• **PROBLEM**: Give back a single number, the count of lines containing the word "apreciar".

• **LISTED ENTRIES**:
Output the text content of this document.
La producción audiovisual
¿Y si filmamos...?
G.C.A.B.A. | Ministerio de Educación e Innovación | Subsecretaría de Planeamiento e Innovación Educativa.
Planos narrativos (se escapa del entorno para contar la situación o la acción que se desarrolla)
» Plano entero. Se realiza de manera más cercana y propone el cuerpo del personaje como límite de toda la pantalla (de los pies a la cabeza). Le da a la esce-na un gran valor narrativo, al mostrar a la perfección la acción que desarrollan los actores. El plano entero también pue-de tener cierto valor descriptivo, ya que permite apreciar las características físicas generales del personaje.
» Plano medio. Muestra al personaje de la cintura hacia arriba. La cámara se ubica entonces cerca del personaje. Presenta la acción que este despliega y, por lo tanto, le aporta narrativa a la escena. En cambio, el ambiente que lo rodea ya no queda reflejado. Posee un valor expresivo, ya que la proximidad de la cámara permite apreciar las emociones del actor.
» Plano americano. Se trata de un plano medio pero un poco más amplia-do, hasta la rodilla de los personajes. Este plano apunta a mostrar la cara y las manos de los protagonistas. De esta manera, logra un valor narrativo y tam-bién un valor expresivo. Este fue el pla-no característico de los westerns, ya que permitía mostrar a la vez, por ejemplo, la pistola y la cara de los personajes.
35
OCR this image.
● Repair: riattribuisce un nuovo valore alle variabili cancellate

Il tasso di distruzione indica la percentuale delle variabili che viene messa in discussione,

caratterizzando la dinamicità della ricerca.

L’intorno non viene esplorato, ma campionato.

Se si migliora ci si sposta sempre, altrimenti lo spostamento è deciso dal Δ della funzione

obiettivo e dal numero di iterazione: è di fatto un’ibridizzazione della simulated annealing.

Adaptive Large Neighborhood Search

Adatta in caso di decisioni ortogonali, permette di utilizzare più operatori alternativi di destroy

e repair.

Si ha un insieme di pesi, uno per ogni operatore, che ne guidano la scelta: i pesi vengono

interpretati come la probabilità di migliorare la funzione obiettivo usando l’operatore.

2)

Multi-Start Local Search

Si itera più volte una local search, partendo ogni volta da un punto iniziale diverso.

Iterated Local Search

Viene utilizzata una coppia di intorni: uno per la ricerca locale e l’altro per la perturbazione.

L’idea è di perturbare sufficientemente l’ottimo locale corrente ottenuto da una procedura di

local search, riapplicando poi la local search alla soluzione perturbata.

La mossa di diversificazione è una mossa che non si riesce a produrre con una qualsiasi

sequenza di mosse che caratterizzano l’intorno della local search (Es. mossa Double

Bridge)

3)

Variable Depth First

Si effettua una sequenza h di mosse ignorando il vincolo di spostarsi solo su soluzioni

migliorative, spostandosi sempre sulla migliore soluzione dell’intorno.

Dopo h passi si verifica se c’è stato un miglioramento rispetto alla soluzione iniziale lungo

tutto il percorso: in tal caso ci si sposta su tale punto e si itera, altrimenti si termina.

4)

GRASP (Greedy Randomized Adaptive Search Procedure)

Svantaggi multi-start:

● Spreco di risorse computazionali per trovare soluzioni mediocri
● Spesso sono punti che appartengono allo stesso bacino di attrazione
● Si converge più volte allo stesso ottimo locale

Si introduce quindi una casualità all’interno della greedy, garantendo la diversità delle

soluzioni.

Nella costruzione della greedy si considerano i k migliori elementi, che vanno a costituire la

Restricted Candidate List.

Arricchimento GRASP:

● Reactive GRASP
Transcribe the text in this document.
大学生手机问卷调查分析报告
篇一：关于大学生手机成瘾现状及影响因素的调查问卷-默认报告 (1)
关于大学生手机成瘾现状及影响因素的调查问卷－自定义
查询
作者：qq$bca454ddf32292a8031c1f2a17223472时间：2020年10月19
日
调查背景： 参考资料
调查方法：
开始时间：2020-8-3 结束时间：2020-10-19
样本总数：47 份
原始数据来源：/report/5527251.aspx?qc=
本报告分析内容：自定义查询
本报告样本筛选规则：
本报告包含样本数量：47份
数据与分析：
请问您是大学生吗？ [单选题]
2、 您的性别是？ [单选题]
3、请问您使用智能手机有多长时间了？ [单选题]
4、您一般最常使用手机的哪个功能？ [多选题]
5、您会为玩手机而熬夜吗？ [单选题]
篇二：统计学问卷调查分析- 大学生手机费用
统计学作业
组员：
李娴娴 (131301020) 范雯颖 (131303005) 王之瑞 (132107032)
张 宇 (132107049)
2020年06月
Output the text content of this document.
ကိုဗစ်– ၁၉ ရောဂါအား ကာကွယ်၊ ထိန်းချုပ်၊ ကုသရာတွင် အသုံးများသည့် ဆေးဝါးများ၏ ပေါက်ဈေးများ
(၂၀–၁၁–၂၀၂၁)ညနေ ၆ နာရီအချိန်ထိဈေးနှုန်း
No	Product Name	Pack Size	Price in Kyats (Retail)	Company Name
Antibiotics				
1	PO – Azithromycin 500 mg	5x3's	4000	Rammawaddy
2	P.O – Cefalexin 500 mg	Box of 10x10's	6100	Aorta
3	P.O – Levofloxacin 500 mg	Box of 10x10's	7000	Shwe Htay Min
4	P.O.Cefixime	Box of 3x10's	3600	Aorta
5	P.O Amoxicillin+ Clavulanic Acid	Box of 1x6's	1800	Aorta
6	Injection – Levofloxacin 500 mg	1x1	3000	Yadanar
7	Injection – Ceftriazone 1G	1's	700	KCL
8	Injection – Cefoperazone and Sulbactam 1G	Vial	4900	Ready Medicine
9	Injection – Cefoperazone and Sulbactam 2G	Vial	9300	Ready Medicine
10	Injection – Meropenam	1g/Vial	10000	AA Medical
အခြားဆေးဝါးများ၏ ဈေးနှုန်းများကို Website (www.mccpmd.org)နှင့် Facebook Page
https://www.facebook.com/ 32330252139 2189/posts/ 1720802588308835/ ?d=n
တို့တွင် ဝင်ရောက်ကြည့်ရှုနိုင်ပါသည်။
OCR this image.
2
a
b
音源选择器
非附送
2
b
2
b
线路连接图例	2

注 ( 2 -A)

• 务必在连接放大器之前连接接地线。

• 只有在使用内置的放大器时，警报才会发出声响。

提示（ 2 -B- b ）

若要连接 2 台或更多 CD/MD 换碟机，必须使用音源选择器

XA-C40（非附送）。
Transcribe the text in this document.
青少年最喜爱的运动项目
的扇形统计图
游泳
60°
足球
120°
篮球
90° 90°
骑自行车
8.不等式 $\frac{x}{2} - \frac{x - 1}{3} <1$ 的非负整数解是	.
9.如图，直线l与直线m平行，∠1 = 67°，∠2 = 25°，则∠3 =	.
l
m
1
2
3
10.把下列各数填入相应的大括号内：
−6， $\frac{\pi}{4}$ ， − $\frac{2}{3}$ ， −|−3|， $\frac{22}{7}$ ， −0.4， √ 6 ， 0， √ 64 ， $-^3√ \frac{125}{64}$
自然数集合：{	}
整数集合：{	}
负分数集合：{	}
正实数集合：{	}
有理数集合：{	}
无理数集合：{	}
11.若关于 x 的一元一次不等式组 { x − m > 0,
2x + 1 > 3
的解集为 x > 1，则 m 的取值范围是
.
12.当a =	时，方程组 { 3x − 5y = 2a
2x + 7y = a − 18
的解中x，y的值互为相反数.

• **PROBLEM SOLUTION**: 2